Work to be completed: Take all the material and copy it exactly.

Listed entries:

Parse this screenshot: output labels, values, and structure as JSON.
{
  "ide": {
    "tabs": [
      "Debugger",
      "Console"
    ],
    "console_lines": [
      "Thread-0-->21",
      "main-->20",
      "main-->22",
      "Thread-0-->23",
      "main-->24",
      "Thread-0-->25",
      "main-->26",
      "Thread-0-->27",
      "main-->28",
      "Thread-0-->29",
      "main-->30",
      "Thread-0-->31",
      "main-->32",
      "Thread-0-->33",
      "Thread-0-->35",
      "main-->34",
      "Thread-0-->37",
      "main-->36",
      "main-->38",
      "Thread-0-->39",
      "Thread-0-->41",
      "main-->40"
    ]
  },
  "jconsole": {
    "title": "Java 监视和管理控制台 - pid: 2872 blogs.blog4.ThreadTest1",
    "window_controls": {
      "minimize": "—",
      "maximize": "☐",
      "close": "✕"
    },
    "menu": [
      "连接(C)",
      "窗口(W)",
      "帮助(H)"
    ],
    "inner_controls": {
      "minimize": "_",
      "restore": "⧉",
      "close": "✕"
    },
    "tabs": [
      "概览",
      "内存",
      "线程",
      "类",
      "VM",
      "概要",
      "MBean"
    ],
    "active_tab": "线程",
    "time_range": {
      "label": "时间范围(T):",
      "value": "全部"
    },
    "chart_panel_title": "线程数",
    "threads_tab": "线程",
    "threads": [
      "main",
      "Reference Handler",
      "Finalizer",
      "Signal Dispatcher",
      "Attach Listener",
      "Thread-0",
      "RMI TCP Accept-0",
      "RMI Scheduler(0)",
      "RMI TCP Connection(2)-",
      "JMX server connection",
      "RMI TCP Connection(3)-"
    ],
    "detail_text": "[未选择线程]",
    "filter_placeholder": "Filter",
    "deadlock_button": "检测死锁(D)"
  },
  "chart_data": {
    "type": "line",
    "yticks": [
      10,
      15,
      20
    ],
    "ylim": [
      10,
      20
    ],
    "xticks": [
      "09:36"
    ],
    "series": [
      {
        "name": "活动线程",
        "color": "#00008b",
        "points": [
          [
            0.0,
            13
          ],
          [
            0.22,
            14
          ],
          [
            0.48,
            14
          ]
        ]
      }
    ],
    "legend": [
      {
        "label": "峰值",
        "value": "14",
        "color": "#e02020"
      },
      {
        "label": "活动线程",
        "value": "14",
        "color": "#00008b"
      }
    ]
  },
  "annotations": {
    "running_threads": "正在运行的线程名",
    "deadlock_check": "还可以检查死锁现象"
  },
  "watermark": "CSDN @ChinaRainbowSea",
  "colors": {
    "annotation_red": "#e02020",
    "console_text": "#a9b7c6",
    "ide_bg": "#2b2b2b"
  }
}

Answer to this task:
Parse this screenshot: output labels, values, and structure as JSON.
{
  "ide": {
    "tabs": [
      "Debugger",
      "Console"
    ],
    "console_lines": [
      "Thread-0-->21",
      "main-->20",
      "main-->22",
      "Thread-0-->23",
      "main-->24",
      "Thread-0-->25",
      "main-->26",
      "Thread-0-->27",
      "main-->28",
      "Thread-0-->29",
      "main-->30",
      "Thread-0-->31",
      "main-->32",
      "Thread-0-->33",
      "Thread-0-->35",
      "main-->34",
      "Thread-0-->37",
      "main-->36",
      "main-->38",
      "Thread-0-->39",
      "Thread-0-->41",
      "main-->40"
    ]
  },
  "jconsole": {
    "title": "Java 监视和管理控制台 - pid: 2872 blogs.blog4.ThreadTest1",
    "window_controls": {
      "minimize": "—",
      "maximize": "☐",
      "close": "✕"
    },
    "menu": [
      "连接(C)",
      "窗口(W)",
      "帮助(H)"
    ],
    "inner_controls": {
      "minimize": "_",
      "restore": "⧉",
      "close": "✕"
    },
    "tabs": [
      "概览",
      "内存",
      "线程",
      "类",
      "VM",
      "概要",
      "MBean"
    ],
    "active_tab": "线程",
    "time_range": {
      "label": "时间范围(T):",
      "value": "全部"
    },
    "chart_panel_title": "线程数",
    "threads_tab": "线程",
    "threads": [
      "main",
      "Reference Handler",
      "Finalizer",
      "Signal Dispatcher",
      "Attach Listener",
      "Thread-0",
      "RMI TCP Accept-0",
      "RMI Scheduler(0)",
      "RMI TCP Connection(2)-",
      "JMX server connection",
      "RMI TCP Connection(3)-"
    ],
    "detail_text": "[未选择线程]",
    "filter_placeholder": "Filter",
    "deadlock_button": "检测死锁(D)"
  },
  "chart_data": {
    "type": "line",
    "yticks": [
      10,
      15,
      20
    ],
    "ylim": [
      10,
      20
    ],
    "xticks": [
      "09:36"
    ],
    "series": [
      {
        "name": "活动线程",
        "color": "#00008b",
        "points": [
          [
            0.0,
            13
          ],
          [
            0.22,
            14
          ],
          [
            0.48,
            14
          ]
        ]
      }
    ],
    "legend": [
      {
        "label": "峰值",
        "value": "14",
        "color": "#e02020"
      },
      {
        "label": "活动线程",
        "value": "14",
        "color": "#00008b"
      }
    ]
  },
  "annotations": {
    "running_threads": "正在运行的线程名",
    "deadlock_check": "还可以检查死锁现象"
  },
  "watermark": "CSDN @ChinaRainbowSea",
  "colors": {
    "annotation_red": "#e02020",
    "console_text": "#a9b7c6",
    "ide_bg": "#2b2b2b"
  }
}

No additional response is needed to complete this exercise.